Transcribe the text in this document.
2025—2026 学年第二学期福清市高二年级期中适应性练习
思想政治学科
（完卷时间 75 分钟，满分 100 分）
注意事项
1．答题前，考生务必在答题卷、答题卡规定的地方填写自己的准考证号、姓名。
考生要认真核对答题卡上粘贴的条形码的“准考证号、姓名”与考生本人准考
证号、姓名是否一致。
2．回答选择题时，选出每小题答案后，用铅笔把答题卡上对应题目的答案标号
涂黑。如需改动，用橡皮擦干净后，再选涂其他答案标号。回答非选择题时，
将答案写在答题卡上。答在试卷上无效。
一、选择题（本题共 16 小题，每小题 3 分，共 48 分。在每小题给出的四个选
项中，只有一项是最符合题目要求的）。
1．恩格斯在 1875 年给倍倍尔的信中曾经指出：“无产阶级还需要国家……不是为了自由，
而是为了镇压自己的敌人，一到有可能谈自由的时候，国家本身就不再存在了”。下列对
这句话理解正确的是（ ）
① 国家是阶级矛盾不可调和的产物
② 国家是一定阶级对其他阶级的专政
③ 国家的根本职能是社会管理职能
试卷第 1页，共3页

WHAT YOU SHOULD DO: Return all of the data word for word.

EXERCISE ANSWER:
Transcribe the text in this document.
2025—2026 学年第二学期福清市高二年级期中适应性练习
思想政治学科
（完卷时间 75 分钟，满分 100 分）
注意事项
1．答题前，考生务必在答题卷、答题卡规定的地方填写自己的准考证号、姓名。
考生要认真核对答题卡上粘贴的条形码的“准考证号、姓名”与考生本人准考
证号、姓名是否一致。
2．回答选择题时，选出每小题答案后，用铅笔把答题卡上对应题目的答案标号
涂黑。如需改动，用橡皮擦干净后，再选涂其他答案标号。回答非选择题时，
将答案写在答题卡上。答在试卷上无效。
一、选择题（本题共 16 小题，每小题 3 分，共 48 分。在每小题给出的四个选
项中，只有一项是最符合题目要求的）。
1．恩格斯在 1875 年给倍倍尔的信中曾经指出：“无产阶级还需要国家……不是为了自由，
而是为了镇压自己的敌人，一到有可能谈自由的时候，国家本身就不再存在了”。下列对
这句话理解正确的是（ ）
① 国家是阶级矛盾不可调和的产物
② 国家是一定阶级对其他阶级的专政
③ 国家的根本职能是社会管理职能
试卷第 1页，共3页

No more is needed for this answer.